WORK TO DO ▸
What follows is a listing; restate every line of it word for word.

------------------------------

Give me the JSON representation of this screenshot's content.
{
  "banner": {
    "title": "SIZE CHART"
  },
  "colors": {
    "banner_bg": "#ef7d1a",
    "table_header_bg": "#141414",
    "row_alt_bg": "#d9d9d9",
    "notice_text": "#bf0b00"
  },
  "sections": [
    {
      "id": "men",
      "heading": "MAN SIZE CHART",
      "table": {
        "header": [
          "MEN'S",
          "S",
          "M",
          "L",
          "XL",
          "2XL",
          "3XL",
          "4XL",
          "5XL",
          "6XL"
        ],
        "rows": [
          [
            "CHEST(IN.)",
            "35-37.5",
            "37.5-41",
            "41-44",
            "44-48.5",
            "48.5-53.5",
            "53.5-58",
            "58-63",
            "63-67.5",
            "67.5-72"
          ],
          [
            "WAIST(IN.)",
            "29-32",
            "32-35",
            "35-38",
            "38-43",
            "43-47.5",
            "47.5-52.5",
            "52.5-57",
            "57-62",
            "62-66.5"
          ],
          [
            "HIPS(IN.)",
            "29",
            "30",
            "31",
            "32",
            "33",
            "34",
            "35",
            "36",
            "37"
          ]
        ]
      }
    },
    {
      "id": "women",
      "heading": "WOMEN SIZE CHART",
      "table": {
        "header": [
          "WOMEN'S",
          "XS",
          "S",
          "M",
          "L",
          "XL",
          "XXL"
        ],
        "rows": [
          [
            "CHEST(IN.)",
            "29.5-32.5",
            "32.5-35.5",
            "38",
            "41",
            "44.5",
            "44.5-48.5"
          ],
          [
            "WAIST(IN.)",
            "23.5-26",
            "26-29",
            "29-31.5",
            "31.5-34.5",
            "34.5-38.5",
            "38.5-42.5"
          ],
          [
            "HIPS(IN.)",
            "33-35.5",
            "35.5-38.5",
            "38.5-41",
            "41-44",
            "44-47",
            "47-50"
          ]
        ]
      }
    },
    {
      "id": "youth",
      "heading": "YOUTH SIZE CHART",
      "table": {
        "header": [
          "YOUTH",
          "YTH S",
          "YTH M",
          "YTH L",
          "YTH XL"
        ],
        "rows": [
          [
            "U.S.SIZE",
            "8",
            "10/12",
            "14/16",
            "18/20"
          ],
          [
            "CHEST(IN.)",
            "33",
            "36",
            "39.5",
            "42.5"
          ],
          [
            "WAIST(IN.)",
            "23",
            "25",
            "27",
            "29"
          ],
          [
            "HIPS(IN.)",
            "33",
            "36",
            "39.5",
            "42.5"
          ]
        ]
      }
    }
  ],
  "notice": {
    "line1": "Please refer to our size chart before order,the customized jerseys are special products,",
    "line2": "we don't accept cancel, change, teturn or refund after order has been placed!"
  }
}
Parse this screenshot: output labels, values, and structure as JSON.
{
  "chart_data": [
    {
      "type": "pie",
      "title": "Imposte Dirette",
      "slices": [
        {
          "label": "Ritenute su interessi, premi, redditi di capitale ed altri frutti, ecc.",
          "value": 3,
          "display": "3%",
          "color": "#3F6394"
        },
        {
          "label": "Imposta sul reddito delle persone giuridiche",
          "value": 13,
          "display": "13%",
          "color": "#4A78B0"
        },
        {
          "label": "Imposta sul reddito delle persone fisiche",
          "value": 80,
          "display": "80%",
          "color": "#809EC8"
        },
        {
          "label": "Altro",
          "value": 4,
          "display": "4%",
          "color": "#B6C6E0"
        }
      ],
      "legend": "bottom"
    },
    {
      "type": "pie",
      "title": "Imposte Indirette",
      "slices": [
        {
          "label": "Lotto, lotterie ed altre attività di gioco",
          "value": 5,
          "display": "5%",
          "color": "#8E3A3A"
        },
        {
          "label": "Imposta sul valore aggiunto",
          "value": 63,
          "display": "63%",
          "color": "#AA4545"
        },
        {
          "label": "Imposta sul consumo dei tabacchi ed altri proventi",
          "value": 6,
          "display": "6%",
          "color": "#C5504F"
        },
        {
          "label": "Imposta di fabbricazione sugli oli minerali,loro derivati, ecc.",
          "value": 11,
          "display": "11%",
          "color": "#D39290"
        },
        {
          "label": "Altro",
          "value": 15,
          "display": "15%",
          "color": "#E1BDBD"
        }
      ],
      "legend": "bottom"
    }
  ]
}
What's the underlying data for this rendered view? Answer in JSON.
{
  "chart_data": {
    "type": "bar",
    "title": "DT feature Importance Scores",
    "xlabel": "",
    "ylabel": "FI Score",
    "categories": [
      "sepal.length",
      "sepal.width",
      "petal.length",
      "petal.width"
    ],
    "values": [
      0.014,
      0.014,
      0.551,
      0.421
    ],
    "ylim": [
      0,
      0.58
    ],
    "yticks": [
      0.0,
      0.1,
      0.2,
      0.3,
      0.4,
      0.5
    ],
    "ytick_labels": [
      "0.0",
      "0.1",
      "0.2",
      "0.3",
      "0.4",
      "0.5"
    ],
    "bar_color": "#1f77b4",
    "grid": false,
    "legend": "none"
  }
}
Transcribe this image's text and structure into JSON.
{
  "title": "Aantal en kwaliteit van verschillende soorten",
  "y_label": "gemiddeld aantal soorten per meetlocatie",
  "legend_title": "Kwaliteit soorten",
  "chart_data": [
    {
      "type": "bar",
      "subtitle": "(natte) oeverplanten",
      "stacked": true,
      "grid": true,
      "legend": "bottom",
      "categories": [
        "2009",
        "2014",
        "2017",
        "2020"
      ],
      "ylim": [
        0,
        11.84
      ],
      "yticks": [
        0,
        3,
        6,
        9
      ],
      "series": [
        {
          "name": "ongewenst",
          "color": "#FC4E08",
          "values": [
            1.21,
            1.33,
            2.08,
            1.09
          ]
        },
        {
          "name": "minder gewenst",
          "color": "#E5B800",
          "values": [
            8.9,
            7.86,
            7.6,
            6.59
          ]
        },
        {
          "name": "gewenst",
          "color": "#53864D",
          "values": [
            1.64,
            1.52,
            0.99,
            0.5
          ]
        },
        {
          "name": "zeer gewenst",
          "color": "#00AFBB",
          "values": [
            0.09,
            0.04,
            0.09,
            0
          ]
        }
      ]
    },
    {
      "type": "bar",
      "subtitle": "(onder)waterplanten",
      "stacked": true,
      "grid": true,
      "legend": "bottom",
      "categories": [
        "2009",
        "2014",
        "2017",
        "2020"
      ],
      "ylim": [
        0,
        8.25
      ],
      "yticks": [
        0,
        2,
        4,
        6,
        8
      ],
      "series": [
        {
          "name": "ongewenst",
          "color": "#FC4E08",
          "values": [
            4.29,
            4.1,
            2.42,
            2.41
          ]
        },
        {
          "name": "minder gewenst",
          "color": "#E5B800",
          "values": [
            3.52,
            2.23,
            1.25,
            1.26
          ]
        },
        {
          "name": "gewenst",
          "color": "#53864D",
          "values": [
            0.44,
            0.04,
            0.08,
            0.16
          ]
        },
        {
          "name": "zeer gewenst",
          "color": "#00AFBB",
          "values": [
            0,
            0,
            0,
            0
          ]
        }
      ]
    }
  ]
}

------------------------------

THE OUTPUT ▸
Give me the JSON representation of this screenshot's content.
{
  "banner": {
    "title": "SIZE CHART"
  },
  "colors": {
    "banner_bg": "#ef7d1a",
    "table_header_bg": "#141414",
    "row_alt_bg": "#d9d9d9",
    "notice_text": "#bf0b00"
  },
  "sections": [
    {
      "id": "men",
      "heading": "MAN SIZE CHART",
      "table": {
        "header": [
          "MEN'S",
          "S",
          "M",
          "L",
          "XL",
          "2XL",
          "3XL",
          "4XL",
          "5XL",
          "6XL"
        ],
        "rows": [
          [
            "CHEST(IN.)",
            "35-37.5",
            "37.5-41",
            "41-44",
            "44-48.5",
            "48.5-53.5",
            "53.5-58",
            "58-63",
            "63-67.5",
            "67.5-72"
          ],
          [
            "WAIST(IN.)",
            "29-32",
            "32-35",
            "35-38",
            "38-43",
            "43-47.5",
            "47.5-52.5",
            "52.5-57",
            "57-62",
            "62-66.5"
          ],
          [
            "HIPS(IN.)",
            "29",
            "30",
            "31",
            "32",
            "33",
            "34",
            "35",
            "36",
            "37"
          ]
        ]
      }
    },
    {
      "id": "women",
      "heading": "WOMEN SIZE CHART",
      "table": {
        "header": [
          "WOMEN'S",
          "XS",
          "S",
          "M",
          "L",
          "XL",
          "XXL"
        ],
        "rows": [
          [
            "CHEST(IN.)",
            "29.5-32.5",
            "32.5-35.5",
            "38",
            "41",
            "44.5",
            "44.5-48.5"
          ],
          [
            "WAIST(IN.)",
            "23.5-26",
            "26-29",
            "29-31.5",
            "31.5-34.5",
            "34.5-38.5",
            "38.5-42.5"
          ],
          [
            "HIPS(IN.)",
            "33-35.5",
            "35.5-38.5",
            "38.5-41",
            "41-44",
            "44-47",
            "47-50"
          ]
        ]
      }
    },
    {
      "id": "youth",
      "heading": "YOUTH SIZE CHART",
      "table": {
        "header": [
          "YOUTH",
          "YTH S",
          "YTH M",
          "YTH L",
          "YTH XL"
        ],
        "rows": [
          [
            "U.S.SIZE",
            "8",
            "10/12",
            "14/16",
            "18/20"
          ],
          [
            "CHEST(IN.)",
            "33",
            "36",
            "39.5",
            "42.5"
          ],
          [
            "WAIST(IN.)",
            "23",
            "25",
            "27",
            "29"
          ],
          [
            "HIPS(IN.)",
            "33",
            "36",
            "39.5",
            "42.5"
          ]
        ]
      }
    }
  ],
  "notice": {
    "line1": "Please refer to our size chart before order,the customized jerseys are special products,",
    "line2": "we don't accept cancel, change, teturn or refund after order has been placed!"
  }
}
Parse this screenshot: output labels, values, and structure as JSON.
{
  "chart_data": [
    {
      "type": "pie",
      "title": "Imposte Dirette",
      "slices": [
        {
          "label": "Ritenute su interessi, premi, redditi di capitale ed altri frutti, ecc.",
          "value": 3,
          "display": "3%",
          "color": "#3F6394"
        },
        {
          "label": "Imposta sul reddito delle persone giuridiche",
          "value": 13,
          "display": "13%",
          "color": "#4A78B0"
        },
        {
          "label": "Imposta sul reddito delle persone fisiche",
          "value": 80,
          "display": "80%",
          "color": "#809EC8"
        },
        {
          "label": "Altro",
          "value": 4,
          "display": "4%",
          "color": "#B6C6E0"
        }
      ],
      "legend": "bottom"
    },
    {
      "type": "pie",
      "title": "Imposte Indirette",
      "slices": [
        {
          "label": "Lotto, lotterie ed altre attività di gioco",
          "value": 5,
          "display": "5%",
          "color": "#8E3A3A"
        },
        {
          "label": "Imposta sul valore aggiunto",
          "value": 63,
          "display": "63%",
          "color": "#AA4545"
        },
        {
          "label": "Imposta sul consumo dei tabacchi ed altri proventi",
          "value": 6,
          "display": "6%",
          "color": "#C5504F"
        },
        {
          "label": "Imposta di fabbricazione sugli oli minerali,loro derivati, ecc.",
          "value": 11,
          "display": "11%",
          "color": "#D39290"
        },
        {
          "label": "Altro",
          "value": 15,
          "display": "15%",
          "color": "#E1BDBD"
        }
      ],
      "legend": "bottom"
    }
  ]
}
What's the underlying data for this rendered view? Answer in JSON.
{
  "chart_data": {
    "type": "bar",
    "title": "DT feature Importance Scores",
    "xlabel": "",
    "ylabel": "FI Score",
    "categories": [
      "sepal.length",
      "sepal.width",
      "petal.length",
      "petal.width"
    ],
    "values": [
      0.014,
      0.014,
      0.551,
      0.421
    ],
    "ylim": [
      0,
      0.58
    ],
    "yticks": [
      0.0,
      0.1,
      0.2,
      0.3,
      0.4,
      0.5
    ],
    "ytick_labels": [
      "0.0",
      "0.1",
      "0.2",
      "0.3",
      "0.4",
      "0.5"
    ],
    "bar_color": "#1f77b4",
    "grid": false,
    "legend": "none"
  }
}
Transcribe this image's text and structure into JSON.
{
  "title": "Aantal en kwaliteit van verschillende soorten",
  "y_label": "gemiddeld aantal soorten per meetlocatie",
  "legend_title": "Kwaliteit soorten",
  "chart_data": [
    {
      "type": "bar",
      "subtitle": "(natte) oeverplanten",
      "stacked": true,
      "grid": true,
      "legend": "bottom",
      "categories": [
        "2009",
        "2014",
        "2017",
        "2020"
      ],
      "ylim": [
        0,
        11.84
      ],
      "yticks": [
        0,
        3,
        6,
        9
      ],
      "series": [
        {
          "name": "ongewenst",
          "color": "#FC4E08",
          "values": [
            1.21,
            1.33,
            2.08,
            1.09
          ]
        },
        {
          "name": "minder gewenst",
          "color": "#E5B800",
          "values": [
            8.9,
            7.86,
            7.6,
            6.59
          ]
        },
        {
          "name": "gewenst",
          "color": "#53864D",
          "values": [
            1.64,
            1.52,
            0.99,
            0.5
          ]
        },
        {
          "name": "zeer gewenst",
          "color": "#00AFBB",
          "values": [
            0.09,
            0.04,
            0.09,
            0
          ]
        }
      ]
    },
    {
      "type": "bar",
      "subtitle": "(onder)waterplanten",
      "stacked": true,
      "grid": true,
      "legend": "bottom",
      "categories": [
        "2009",
        "2014",
        "2017",
        "2020"
      ],
      "ylim": [
        0,
        8.25
      ],
      "yticks": [
        0,
        2,
        4,
        6,
        8
      ],
      "series": [
        {
          "name": "ongewenst",
          "color": "#FC4E08",
          "values": [
            4.29,
            4.1,
            2.42,
            2.41
          ]
        },
        {
          "name": "minder gewenst",
          "color": "#E5B800",
          "values": [
            3.52,
            2.23,
            1.25,
            1.26
          ]
        },
        {
          "name": "gewenst",
          "color": "#53864D",
          "values": [
            0.44,
            0.04,
            0.08,
            0.16
          ]
        },
        {
          "name": "zeer gewenst",
          "color": "#00AFBB",
          "values": [
            0,
            0,
            0,
            0
          ]
        }
      ]
    }
  ]
}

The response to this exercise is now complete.